== Requirement A ==
Answer these questions from the passage on virulence factors, one per line:
(i) What does a virus skillfully evade while it mutates and reproduces within its host?
(ii) What name is given to the proteins that down regulate the immune response?
(iii) Along with its rapid ability to evolve, what ability enables the virus to generate those proteins?
== Requirement B ==
Carry on the passage on virulence factors with a short paragraph that starts right after its final sentence.

Platform
Virulence Factors as Drug Targets
Viruses are complex and efficient organisms that are able to survive within a host despite the intense natural selection pressures that are exerted upon them.  Such survival is due to the complex and efficient functioning of a virus as it readily adapts and evolves within its host; rapidly mutating, continually reproducing and all the while skillfully evading detection by the immune system.

The continuous evolutionary processes of a virus are not without record. This rapid ability to evolve combined with the ability to acquire genes from its host enables the virus to generate proteins called “virulence factors” that down regulate the immune response. These genes’ products provide an enormous selective advantage to the survival of the virus.

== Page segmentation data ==
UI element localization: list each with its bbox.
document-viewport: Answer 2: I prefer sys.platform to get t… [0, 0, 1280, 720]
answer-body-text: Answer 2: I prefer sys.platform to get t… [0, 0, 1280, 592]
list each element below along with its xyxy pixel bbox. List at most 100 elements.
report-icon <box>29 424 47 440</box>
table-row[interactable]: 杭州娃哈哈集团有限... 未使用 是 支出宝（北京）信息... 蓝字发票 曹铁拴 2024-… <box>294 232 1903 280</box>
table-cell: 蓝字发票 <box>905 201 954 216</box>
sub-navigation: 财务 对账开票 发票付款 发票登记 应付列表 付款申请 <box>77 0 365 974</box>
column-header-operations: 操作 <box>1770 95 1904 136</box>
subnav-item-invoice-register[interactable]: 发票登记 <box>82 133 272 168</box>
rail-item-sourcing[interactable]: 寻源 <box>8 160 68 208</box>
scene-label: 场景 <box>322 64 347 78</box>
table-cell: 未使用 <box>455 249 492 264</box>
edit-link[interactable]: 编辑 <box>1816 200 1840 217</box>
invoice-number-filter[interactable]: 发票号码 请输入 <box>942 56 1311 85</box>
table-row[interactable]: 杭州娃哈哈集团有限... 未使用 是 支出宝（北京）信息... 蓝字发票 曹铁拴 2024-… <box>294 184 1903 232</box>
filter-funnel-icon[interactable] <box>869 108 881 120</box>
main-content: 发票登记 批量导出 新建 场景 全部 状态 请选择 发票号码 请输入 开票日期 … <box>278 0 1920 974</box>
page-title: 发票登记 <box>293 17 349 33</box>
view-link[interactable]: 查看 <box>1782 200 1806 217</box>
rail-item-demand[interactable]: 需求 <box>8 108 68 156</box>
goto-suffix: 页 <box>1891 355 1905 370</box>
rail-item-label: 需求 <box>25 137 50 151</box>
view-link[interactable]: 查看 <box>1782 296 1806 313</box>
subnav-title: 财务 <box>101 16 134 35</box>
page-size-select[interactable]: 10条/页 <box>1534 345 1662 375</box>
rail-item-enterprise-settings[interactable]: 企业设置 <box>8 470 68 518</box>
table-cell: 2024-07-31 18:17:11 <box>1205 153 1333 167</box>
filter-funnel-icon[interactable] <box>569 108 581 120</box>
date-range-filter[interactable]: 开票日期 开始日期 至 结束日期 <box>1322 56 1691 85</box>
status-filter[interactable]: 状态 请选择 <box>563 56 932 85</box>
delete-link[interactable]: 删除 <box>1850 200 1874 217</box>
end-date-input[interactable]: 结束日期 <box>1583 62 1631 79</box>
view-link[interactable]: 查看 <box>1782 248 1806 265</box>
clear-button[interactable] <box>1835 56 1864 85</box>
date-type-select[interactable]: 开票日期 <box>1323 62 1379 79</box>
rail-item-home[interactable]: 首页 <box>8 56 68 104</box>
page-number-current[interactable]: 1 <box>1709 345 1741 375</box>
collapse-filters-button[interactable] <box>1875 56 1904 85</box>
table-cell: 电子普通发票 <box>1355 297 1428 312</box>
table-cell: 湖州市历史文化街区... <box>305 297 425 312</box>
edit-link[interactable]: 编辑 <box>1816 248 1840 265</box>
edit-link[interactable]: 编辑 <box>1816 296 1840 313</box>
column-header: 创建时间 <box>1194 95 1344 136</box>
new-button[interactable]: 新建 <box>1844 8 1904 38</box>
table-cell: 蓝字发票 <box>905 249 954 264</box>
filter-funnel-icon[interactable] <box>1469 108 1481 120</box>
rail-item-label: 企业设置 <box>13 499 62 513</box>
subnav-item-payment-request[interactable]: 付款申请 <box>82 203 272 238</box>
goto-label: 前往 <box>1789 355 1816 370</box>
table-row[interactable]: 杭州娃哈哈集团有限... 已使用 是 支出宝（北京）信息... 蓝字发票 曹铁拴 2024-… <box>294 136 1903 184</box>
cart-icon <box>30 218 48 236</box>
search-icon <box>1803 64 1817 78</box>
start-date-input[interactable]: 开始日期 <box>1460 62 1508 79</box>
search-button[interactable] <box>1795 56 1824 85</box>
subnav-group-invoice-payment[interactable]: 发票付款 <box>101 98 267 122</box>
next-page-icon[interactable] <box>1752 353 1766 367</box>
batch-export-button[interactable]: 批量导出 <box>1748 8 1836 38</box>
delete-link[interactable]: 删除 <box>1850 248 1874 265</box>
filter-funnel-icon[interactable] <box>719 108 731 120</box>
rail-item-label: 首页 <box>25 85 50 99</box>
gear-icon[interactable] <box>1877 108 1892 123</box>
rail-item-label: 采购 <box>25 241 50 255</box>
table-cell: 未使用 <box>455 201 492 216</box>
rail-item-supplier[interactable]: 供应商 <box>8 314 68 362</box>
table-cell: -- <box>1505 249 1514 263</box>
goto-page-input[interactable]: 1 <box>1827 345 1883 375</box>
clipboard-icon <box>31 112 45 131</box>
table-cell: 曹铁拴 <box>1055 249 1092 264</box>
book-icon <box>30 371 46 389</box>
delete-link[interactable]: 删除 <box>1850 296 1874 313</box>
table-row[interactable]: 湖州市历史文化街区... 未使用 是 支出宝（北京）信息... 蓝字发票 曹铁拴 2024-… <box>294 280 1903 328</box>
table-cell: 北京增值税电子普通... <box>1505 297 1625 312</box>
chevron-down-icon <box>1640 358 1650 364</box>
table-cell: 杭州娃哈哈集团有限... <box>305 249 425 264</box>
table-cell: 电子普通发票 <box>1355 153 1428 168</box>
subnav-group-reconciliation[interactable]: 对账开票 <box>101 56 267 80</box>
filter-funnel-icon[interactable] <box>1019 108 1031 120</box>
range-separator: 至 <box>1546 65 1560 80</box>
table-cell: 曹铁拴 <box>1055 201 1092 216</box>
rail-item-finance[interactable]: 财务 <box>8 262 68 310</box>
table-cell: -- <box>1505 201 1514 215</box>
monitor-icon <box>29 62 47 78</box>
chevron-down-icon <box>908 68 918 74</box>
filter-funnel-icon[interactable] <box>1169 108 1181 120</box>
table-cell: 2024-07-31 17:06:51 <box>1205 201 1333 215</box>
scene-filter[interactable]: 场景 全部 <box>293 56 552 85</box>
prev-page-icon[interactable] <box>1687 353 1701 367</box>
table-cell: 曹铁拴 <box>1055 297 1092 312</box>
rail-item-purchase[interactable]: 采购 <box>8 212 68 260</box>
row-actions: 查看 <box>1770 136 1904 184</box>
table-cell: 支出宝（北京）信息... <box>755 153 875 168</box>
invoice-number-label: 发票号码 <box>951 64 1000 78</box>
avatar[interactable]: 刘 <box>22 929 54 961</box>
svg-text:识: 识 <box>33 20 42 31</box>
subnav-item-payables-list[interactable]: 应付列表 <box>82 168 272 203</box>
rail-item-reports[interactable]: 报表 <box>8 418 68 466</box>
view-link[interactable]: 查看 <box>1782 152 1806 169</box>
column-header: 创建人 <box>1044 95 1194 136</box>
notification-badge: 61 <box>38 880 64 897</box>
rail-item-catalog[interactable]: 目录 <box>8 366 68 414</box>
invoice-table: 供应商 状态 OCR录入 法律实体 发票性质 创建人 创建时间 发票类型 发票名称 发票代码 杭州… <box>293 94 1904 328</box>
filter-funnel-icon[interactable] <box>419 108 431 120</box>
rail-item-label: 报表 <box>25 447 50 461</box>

== Exercise output A ==
(i) Detection by the immune system.
(ii) Virulence factors.
(iii) The ability to acquire genes from its host.

== Exercise output B ==
It is the viral evolutionary process that provides VLST with an accurate indicator of cellular targets important to modulate the human immune system.  Whatever a virus targets in its host is validated as an important immunomodulatory target.  Whatever form the virus has evolved into, the viral protein that binds that target is the form that will be the most efficient.  Virulence factors thus provide an important and validated method for the identification of cellular targets with potential to affect the immune system. This same scientific approach was used in the validation of the human TNF receptor as a therapeutic target and in the molecular design of Enbrel® an Amgen product, which enjoys worldwide annual sales in excess of $3 billion.